* WORK TO BE COMPLETED: Filter the entries, keeping every line with the word "value".

* GIVEN DATA:
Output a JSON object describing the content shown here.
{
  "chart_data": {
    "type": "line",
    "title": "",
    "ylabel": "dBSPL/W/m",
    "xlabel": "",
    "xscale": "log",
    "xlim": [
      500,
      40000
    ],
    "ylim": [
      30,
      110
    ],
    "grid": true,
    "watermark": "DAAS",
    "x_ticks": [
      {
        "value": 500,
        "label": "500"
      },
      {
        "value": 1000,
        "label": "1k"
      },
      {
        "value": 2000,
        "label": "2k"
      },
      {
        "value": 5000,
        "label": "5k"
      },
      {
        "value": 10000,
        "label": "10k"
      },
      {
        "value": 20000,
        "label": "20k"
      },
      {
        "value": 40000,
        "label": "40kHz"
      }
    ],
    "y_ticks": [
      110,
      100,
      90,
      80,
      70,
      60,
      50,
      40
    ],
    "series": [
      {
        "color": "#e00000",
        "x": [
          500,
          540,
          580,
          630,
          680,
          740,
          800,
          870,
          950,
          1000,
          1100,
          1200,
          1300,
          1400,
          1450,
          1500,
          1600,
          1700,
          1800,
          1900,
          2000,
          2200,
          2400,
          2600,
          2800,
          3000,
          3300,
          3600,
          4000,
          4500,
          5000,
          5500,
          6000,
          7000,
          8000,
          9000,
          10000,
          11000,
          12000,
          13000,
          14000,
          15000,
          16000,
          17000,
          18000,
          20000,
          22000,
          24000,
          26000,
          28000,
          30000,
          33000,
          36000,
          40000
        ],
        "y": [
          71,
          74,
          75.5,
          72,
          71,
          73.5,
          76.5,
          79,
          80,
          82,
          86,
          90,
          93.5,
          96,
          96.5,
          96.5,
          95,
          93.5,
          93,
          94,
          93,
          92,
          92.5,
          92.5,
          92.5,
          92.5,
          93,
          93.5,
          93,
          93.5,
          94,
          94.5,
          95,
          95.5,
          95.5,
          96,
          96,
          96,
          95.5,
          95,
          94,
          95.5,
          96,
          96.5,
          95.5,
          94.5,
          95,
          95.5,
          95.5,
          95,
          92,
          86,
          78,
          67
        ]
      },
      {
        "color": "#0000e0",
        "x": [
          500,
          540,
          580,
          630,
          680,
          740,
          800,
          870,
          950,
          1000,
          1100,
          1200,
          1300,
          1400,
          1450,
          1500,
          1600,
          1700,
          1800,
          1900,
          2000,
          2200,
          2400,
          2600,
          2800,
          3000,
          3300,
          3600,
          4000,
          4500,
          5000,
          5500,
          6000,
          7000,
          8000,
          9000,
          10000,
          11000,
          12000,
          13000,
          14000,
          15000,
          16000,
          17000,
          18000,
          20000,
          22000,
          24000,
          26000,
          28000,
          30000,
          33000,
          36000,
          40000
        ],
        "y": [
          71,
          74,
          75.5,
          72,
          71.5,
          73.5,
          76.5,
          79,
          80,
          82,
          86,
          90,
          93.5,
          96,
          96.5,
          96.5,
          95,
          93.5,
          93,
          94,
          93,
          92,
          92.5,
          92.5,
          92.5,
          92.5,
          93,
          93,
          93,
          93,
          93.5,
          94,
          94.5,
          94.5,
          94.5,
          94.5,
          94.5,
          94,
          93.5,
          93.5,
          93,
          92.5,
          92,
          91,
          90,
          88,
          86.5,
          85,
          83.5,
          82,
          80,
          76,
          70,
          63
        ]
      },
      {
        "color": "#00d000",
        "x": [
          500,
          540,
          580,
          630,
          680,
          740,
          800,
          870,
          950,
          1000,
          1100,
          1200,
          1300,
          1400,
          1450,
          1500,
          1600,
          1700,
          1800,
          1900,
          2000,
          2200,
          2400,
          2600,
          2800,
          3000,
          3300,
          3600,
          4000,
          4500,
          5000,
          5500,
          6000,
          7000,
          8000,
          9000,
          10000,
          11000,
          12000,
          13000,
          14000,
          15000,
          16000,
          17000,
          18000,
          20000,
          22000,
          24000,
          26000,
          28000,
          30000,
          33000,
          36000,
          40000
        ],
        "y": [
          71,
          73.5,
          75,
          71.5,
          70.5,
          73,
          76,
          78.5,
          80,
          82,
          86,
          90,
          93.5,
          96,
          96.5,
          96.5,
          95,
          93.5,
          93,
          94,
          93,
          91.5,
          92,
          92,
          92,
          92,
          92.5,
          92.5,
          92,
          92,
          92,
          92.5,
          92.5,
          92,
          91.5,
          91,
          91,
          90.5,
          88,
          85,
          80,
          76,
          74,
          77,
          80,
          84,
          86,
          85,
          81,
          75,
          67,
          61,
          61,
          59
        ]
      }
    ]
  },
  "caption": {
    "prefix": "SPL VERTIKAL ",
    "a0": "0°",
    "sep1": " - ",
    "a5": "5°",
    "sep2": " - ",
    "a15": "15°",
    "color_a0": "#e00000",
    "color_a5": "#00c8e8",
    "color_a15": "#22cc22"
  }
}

* CORRECT RESPONSE:
        "value": 500,
        "value": 1000,
        "value": 2000,
        "value": 5000,
        "value": 10000,
        "value": 20000,
        "value": 40000,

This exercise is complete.